Exercise goal
Transcribe the records that follow exactly. Skip the pictures.

Data
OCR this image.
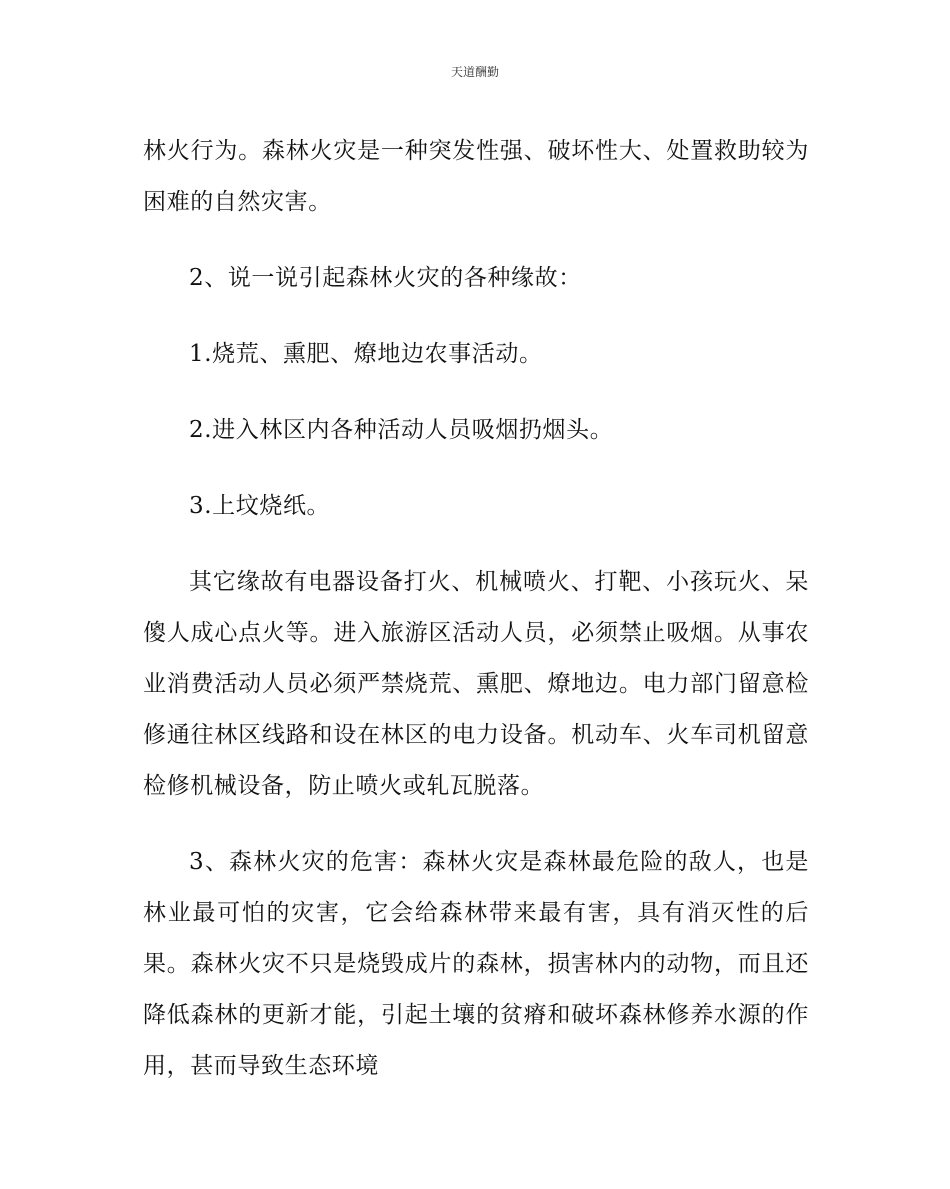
天道酬勤

林火行为。森林火灾是一种突发性强、破坏性大、处置救助较为困难的自然灾害。

2、说一说引起森林火灾的各种缘故：

1.烧荒、熏肥、燎地边农事活动。

2.进入林区内各种活动人员吸烟扔烟头。

3.上坟烧纸。

其它缘故有电器设备打火、机械喷火、打靶、小孩玩火、呆傻人成心点火等。进入旅游区活动人员，必须禁止吸烟。从事农业消费活动人员必须严禁烧荒、熏肥、燎地边。电力部门留意检修通往林区线路和设在林区的电力设备。机动车、火车司机留意检修机械设备，防止喷火或轧瓦脱落。

3、森林火灾的危害：森林火灾是森林最危险的敌人，也是林业最可怕的灾害，它会给森林带来最有害，具有消灭性的后果。森林火灾不只是烧毁成片的森林，损害林内的动物，而且还降低森林的更新才能，引起土壤的贫瘠和破坏森林修养水源的作用，甚而导致生态环境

Output for this exercise
OCR this image.
天道酬勤

林火行为。森林火灾是一种突发性强、破坏性大、处置救助较为困难的自然灾害。

2、说一说引起森林火灾的各种缘故：

1.烧荒、熏肥、燎地边农事活动。

2.进入林区内各种活动人员吸烟扔烟头。

3.上坟烧纸。

其它缘故有电器设备打火、机械喷火、打靶、小孩玩火、呆傻人成心点火等。进入旅游区活动人员，必须禁止吸烟。从事农业消费活动人员必须严禁烧荒、熏肥、燎地边。电力部门留意检修通往林区线路和设在林区的电力设备。机动车、火车司机留意检修机械设备，防止喷火或轧瓦脱落。

3、森林火灾的危害：森林火灾是森林最危险的敌人，也是林业最可怕的灾害，它会给森林带来最有害，具有消灭性的后果。森林火灾不只是烧毁成片的森林，损害林内的动物，而且还降低森林的更新才能，引起土壤的贫瘠和破坏森林修养水源的作用，甚而导致生态环境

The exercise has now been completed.